Stored rows:
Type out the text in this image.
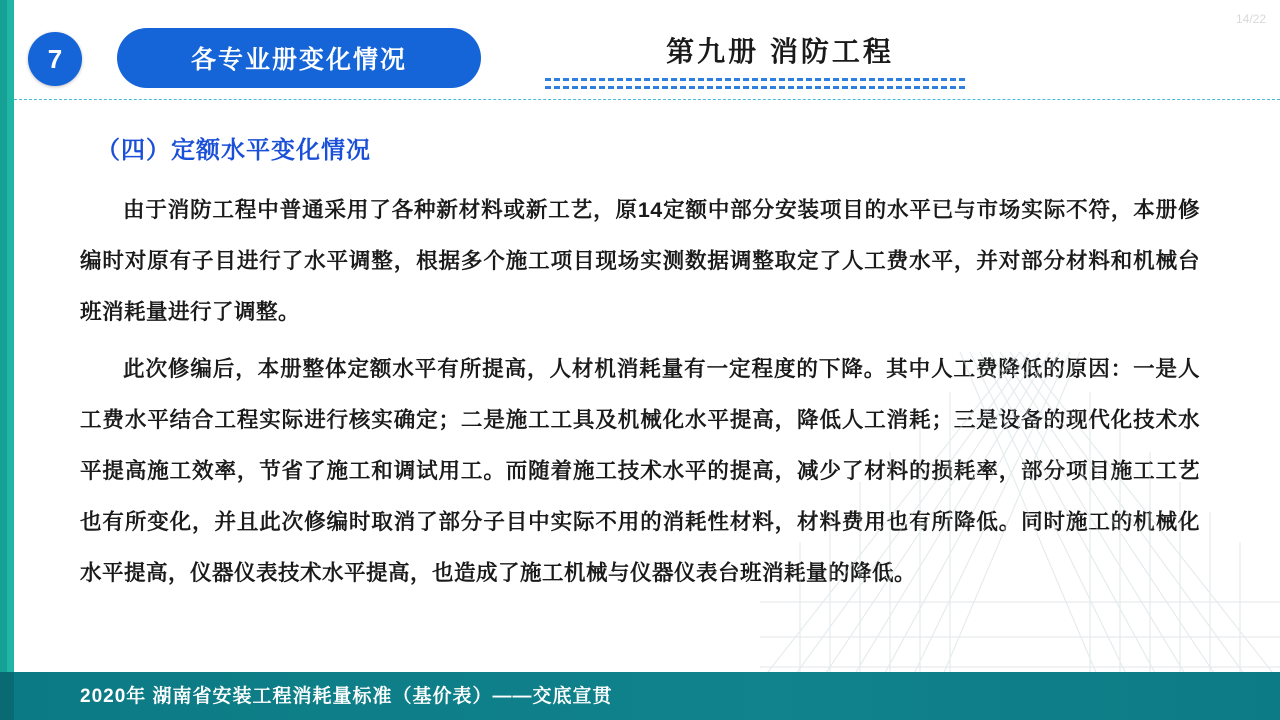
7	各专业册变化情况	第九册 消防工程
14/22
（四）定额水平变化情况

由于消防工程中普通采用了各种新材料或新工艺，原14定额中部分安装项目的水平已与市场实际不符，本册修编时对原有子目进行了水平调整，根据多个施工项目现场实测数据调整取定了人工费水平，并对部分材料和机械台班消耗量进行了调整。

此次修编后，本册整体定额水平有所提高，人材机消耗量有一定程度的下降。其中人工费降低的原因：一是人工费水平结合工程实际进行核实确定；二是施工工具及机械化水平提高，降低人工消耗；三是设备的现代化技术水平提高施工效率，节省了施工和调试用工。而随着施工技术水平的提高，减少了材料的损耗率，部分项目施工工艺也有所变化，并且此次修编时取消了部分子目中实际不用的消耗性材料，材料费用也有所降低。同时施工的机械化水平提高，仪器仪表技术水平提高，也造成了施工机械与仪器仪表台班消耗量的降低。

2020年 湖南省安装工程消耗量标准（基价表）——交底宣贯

Written request: All of the data needs repeating exactly, but the pictures do not.

Right answer:
Type out the text in this image.
7	各专业册变化情况	第九册 消防工程
14/22
（四）定额水平变化情况

由于消防工程中普通采用了各种新材料或新工艺，原14定额中部分安装项目的水平已与市场实际不符，本册修编时对原有子目进行了水平调整，根据多个施工项目现场实测数据调整取定了人工费水平，并对部分材料和机械台班消耗量进行了调整。

此次修编后，本册整体定额水平有所提高，人材机消耗量有一定程度的下降。其中人工费降低的原因：一是人工费水平结合工程实际进行核实确定；二是施工工具及机械化水平提高，降低人工消耗；三是设备的现代化技术水平提高施工效率，节省了施工和调试用工。而随着施工技术水平的提高，减少了材料的损耗率，部分项目施工工艺也有所变化，并且此次修编时取消了部分子目中实际不用的消耗性材料，材料费用也有所降低。同时施工的机械化水平提高，仪器仪表技术水平提高，也造成了施工机械与仪器仪表台班消耗量的降低。

2020年 湖南省安装工程消耗量标准（基价表）——交底宣贯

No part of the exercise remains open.